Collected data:
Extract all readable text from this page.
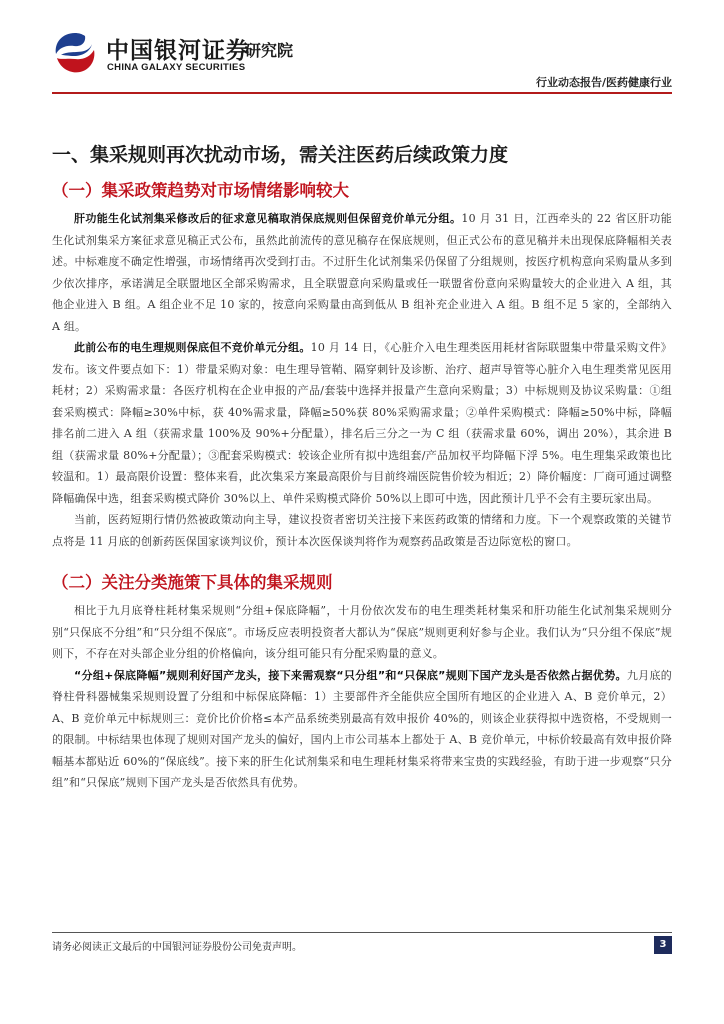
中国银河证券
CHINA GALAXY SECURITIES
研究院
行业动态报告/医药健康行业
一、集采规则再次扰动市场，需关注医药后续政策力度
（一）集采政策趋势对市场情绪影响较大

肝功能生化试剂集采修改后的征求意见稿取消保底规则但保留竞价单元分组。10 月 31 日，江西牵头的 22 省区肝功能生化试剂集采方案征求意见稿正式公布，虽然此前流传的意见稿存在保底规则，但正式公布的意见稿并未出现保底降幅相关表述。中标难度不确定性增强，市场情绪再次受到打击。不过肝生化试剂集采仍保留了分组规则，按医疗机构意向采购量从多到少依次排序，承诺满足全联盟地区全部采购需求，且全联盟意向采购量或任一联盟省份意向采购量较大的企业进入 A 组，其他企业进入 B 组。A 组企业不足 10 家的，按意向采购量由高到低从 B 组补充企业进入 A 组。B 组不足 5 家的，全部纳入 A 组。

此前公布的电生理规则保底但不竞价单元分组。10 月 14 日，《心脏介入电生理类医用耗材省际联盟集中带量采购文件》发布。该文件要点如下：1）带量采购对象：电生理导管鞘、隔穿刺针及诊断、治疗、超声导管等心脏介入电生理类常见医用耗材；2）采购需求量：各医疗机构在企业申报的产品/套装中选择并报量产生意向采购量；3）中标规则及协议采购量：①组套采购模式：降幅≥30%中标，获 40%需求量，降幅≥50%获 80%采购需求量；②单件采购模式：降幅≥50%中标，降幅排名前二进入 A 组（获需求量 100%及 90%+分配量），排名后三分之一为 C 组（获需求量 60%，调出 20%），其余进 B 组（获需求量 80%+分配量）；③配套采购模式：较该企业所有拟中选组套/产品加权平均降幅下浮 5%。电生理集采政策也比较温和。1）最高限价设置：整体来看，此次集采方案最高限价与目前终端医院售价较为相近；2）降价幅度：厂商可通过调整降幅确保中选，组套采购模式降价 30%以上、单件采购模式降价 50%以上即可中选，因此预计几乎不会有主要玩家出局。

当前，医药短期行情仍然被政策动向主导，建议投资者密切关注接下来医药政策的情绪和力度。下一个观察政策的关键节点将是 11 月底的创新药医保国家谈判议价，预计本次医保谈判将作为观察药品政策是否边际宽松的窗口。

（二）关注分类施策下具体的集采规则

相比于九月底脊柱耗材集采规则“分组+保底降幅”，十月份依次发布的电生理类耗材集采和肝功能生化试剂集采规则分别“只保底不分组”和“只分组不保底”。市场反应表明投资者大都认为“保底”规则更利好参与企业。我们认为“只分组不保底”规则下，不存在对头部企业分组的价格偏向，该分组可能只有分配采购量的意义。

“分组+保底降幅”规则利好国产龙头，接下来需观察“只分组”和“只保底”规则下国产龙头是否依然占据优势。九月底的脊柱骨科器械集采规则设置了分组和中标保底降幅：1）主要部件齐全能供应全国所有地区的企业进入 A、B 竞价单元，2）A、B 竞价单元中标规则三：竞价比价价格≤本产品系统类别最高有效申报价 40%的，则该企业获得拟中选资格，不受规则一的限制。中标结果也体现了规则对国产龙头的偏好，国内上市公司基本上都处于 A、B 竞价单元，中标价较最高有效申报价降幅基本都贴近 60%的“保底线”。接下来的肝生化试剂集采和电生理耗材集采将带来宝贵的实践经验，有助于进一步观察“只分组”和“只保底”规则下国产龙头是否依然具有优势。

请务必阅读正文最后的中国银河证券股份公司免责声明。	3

---

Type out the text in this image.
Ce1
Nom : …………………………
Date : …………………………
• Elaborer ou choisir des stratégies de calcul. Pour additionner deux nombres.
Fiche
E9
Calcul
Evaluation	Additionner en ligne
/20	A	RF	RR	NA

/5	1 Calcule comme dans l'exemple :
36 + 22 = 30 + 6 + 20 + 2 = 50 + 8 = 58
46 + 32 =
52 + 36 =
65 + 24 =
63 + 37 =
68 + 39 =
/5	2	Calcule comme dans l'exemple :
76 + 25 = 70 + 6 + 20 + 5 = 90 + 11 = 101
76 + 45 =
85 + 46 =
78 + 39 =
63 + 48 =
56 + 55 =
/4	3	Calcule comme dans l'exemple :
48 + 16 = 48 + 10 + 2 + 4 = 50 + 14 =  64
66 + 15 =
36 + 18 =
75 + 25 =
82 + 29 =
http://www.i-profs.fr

==

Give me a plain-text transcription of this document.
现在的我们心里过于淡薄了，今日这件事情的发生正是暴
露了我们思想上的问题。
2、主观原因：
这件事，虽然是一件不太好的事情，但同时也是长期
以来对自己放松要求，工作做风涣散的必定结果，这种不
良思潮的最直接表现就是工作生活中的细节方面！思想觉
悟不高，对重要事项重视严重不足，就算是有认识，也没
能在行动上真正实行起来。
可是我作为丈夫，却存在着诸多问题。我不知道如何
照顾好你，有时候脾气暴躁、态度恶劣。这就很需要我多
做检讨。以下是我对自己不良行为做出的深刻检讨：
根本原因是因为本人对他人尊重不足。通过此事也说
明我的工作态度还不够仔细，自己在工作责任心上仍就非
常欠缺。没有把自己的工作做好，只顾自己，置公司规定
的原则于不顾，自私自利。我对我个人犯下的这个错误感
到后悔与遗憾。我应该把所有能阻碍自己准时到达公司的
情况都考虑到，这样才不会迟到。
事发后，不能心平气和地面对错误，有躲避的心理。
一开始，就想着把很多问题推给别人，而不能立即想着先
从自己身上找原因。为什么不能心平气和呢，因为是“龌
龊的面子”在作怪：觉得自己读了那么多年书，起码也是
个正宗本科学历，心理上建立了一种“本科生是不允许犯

• [Exercise details] How many of the lines above include the word "dans"? Respond with the number alone.

• [Reply to the task] 3